Rows from a dataset:
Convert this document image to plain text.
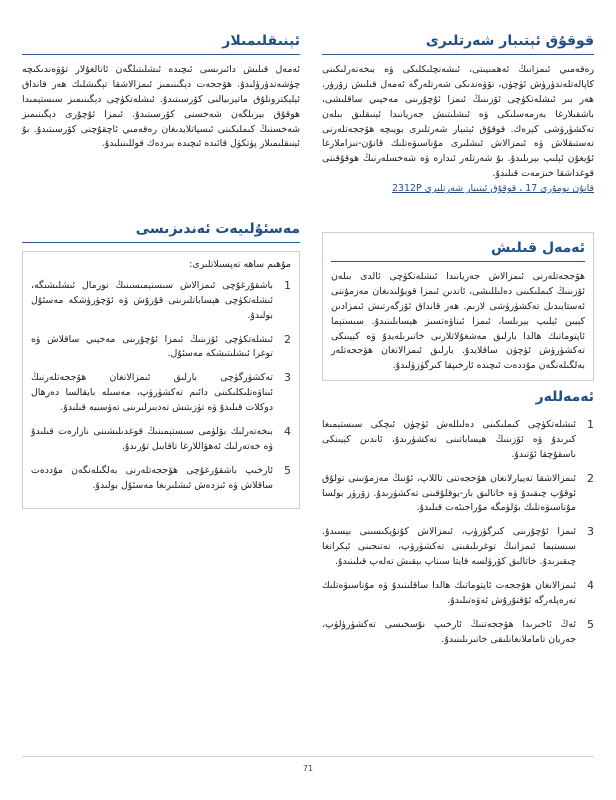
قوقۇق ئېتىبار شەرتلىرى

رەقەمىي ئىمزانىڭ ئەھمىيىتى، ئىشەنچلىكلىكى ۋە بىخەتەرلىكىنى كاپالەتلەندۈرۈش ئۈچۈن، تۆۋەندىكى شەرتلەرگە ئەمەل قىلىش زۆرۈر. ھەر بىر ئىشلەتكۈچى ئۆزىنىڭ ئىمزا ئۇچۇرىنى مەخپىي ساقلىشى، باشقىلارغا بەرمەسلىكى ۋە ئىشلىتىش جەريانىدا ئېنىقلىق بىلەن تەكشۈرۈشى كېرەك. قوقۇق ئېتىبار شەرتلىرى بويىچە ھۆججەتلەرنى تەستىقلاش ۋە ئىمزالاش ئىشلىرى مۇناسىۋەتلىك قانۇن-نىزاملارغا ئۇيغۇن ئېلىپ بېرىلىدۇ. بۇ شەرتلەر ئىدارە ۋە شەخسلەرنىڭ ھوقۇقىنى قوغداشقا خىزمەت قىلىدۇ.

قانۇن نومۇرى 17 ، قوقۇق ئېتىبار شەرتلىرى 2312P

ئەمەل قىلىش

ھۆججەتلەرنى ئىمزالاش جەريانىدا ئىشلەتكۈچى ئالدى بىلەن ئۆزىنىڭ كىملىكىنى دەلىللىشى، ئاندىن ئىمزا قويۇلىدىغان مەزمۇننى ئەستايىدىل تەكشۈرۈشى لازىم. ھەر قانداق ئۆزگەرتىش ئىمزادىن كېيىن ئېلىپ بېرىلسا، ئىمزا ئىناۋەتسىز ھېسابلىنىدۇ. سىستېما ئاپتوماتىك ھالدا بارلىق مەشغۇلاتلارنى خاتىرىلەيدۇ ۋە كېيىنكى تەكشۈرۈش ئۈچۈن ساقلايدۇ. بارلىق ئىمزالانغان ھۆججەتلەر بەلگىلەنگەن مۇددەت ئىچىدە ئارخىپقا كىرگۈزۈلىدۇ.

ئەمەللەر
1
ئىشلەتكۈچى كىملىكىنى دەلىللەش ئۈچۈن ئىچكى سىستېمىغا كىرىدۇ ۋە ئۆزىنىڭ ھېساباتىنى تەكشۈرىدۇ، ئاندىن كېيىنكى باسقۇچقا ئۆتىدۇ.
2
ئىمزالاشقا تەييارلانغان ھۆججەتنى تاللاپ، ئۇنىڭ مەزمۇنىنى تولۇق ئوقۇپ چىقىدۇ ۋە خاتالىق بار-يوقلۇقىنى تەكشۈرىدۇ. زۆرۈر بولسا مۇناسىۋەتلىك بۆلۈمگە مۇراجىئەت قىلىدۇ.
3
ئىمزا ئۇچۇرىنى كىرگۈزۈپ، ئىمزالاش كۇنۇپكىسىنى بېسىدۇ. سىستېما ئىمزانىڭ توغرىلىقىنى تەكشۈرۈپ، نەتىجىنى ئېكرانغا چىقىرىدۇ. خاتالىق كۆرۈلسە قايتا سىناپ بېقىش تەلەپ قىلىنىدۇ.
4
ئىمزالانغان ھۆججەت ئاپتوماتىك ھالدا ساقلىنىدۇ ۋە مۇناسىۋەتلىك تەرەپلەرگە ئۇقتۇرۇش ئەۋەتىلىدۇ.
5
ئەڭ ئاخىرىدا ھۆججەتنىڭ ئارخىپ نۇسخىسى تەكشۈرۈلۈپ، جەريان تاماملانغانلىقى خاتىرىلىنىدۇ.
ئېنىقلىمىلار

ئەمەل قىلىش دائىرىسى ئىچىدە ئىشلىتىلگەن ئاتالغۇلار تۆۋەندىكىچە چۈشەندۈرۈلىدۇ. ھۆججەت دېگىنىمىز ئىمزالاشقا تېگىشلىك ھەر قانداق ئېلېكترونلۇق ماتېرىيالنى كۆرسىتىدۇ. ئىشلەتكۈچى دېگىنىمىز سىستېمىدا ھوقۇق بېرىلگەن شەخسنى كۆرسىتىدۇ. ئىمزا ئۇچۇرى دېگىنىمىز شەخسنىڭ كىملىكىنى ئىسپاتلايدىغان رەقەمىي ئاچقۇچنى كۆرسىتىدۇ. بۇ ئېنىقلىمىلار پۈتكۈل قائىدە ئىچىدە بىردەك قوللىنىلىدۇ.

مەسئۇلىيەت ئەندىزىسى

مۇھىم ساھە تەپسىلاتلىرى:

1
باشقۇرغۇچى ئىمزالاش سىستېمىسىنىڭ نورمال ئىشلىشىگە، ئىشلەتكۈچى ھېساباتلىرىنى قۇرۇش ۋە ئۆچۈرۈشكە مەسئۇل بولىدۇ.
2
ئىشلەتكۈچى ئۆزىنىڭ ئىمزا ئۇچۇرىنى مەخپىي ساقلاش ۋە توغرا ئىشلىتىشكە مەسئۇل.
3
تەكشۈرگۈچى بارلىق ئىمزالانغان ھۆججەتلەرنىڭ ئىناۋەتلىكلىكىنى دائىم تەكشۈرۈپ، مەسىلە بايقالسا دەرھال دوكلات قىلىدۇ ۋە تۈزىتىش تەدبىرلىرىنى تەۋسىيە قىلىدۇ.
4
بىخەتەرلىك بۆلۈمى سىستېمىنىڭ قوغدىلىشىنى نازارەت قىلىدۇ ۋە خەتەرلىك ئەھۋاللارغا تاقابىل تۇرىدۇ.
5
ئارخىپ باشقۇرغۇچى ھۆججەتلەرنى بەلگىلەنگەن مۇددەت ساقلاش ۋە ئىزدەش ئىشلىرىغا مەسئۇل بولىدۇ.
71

*EXERCISE AIM*: Reproduce all entries exactly. Pictures do not belong in the copy.

*RIGHT ANSWER*:
Convert this document image to plain text.
قوقۇق ئېتىبار شەرتلىرى

رەقەمىي ئىمزانىڭ ئەھمىيىتى، ئىشەنچلىكلىكى ۋە بىخەتەرلىكىنى كاپالەتلەندۈرۈش ئۈچۈن، تۆۋەندىكى شەرتلەرگە ئەمەل قىلىش زۆرۈر. ھەر بىر ئىشلەتكۈچى ئۆزىنىڭ ئىمزا ئۇچۇرىنى مەخپىي ساقلىشى، باشقىلارغا بەرمەسلىكى ۋە ئىشلىتىش جەريانىدا ئېنىقلىق بىلەن تەكشۈرۈشى كېرەك. قوقۇق ئېتىبار شەرتلىرى بويىچە ھۆججەتلەرنى تەستىقلاش ۋە ئىمزالاش ئىشلىرى مۇناسىۋەتلىك قانۇن-نىزاملارغا ئۇيغۇن ئېلىپ بېرىلىدۇ. بۇ شەرتلەر ئىدارە ۋە شەخسلەرنىڭ ھوقۇقىنى قوغداشقا خىزمەت قىلىدۇ.

قانۇن نومۇرى 17 ، قوقۇق ئېتىبار شەرتلىرى 2312P

ئەمەل قىلىش

ھۆججەتلەرنى ئىمزالاش جەريانىدا ئىشلەتكۈچى ئالدى بىلەن ئۆزىنىڭ كىملىكىنى دەلىللىشى، ئاندىن ئىمزا قويۇلىدىغان مەزمۇننى ئەستايىدىل تەكشۈرۈشى لازىم. ھەر قانداق ئۆزگەرتىش ئىمزادىن كېيىن ئېلىپ بېرىلسا، ئىمزا ئىناۋەتسىز ھېسابلىنىدۇ. سىستېما ئاپتوماتىك ھالدا بارلىق مەشغۇلاتلارنى خاتىرىلەيدۇ ۋە كېيىنكى تەكشۈرۈش ئۈچۈن ساقلايدۇ. بارلىق ئىمزالانغان ھۆججەتلەر بەلگىلەنگەن مۇددەت ئىچىدە ئارخىپقا كىرگۈزۈلىدۇ.

ئەمەللەر
1
ئىشلەتكۈچى كىملىكىنى دەلىللەش ئۈچۈن ئىچكى سىستېمىغا كىرىدۇ ۋە ئۆزىنىڭ ھېساباتىنى تەكشۈرىدۇ، ئاندىن كېيىنكى باسقۇچقا ئۆتىدۇ.
2
ئىمزالاشقا تەييارلانغان ھۆججەتنى تاللاپ، ئۇنىڭ مەزمۇنىنى تولۇق ئوقۇپ چىقىدۇ ۋە خاتالىق بار-يوقلۇقىنى تەكشۈرىدۇ. زۆرۈر بولسا مۇناسىۋەتلىك بۆلۈمگە مۇراجىئەت قىلىدۇ.
3
ئىمزا ئۇچۇرىنى كىرگۈزۈپ، ئىمزالاش كۇنۇپكىسىنى بېسىدۇ. سىستېما ئىمزانىڭ توغرىلىقىنى تەكشۈرۈپ، نەتىجىنى ئېكرانغا چىقىرىدۇ. خاتالىق كۆرۈلسە قايتا سىناپ بېقىش تەلەپ قىلىنىدۇ.
4
ئىمزالانغان ھۆججەت ئاپتوماتىك ھالدا ساقلىنىدۇ ۋە مۇناسىۋەتلىك تەرەپلەرگە ئۇقتۇرۇش ئەۋەتىلىدۇ.
5
ئەڭ ئاخىرىدا ھۆججەتنىڭ ئارخىپ نۇسخىسى تەكشۈرۈلۈپ، جەريان تاماملانغانلىقى خاتىرىلىنىدۇ.
ئېنىقلىمىلار

ئەمەل قىلىش دائىرىسى ئىچىدە ئىشلىتىلگەن ئاتالغۇلار تۆۋەندىكىچە چۈشەندۈرۈلىدۇ. ھۆججەت دېگىنىمىز ئىمزالاشقا تېگىشلىك ھەر قانداق ئېلېكترونلۇق ماتېرىيالنى كۆرسىتىدۇ. ئىشلەتكۈچى دېگىنىمىز سىستېمىدا ھوقۇق بېرىلگەن شەخسنى كۆرسىتىدۇ. ئىمزا ئۇچۇرى دېگىنىمىز شەخسنىڭ كىملىكىنى ئىسپاتلايدىغان رەقەمىي ئاچقۇچنى كۆرسىتىدۇ. بۇ ئېنىقلىمىلار پۈتكۈل قائىدە ئىچىدە بىردەك قوللىنىلىدۇ.

مەسئۇلىيەت ئەندىزىسى

مۇھىم ساھە تەپسىلاتلىرى:

1
باشقۇرغۇچى ئىمزالاش سىستېمىسىنىڭ نورمال ئىشلىشىگە، ئىشلەتكۈچى ھېساباتلىرىنى قۇرۇش ۋە ئۆچۈرۈشكە مەسئۇل بولىدۇ.
2
ئىشلەتكۈچى ئۆزىنىڭ ئىمزا ئۇچۇرىنى مەخپىي ساقلاش ۋە توغرا ئىشلىتىشكە مەسئۇل.
3
تەكشۈرگۈچى بارلىق ئىمزالانغان ھۆججەتلەرنىڭ ئىناۋەتلىكلىكىنى دائىم تەكشۈرۈپ، مەسىلە بايقالسا دەرھال دوكلات قىلىدۇ ۋە تۈزىتىش تەدبىرلىرىنى تەۋسىيە قىلىدۇ.
4
بىخەتەرلىك بۆلۈمى سىستېمىنىڭ قوغدىلىشىنى نازارەت قىلىدۇ ۋە خەتەرلىك ئەھۋاللارغا تاقابىل تۇرىدۇ.
5
ئارخىپ باشقۇرغۇچى ھۆججەتلەرنى بەلگىلەنگەن مۇددەت ساقلاش ۋە ئىزدەش ئىشلىرىغا مەسئۇل بولىدۇ.
71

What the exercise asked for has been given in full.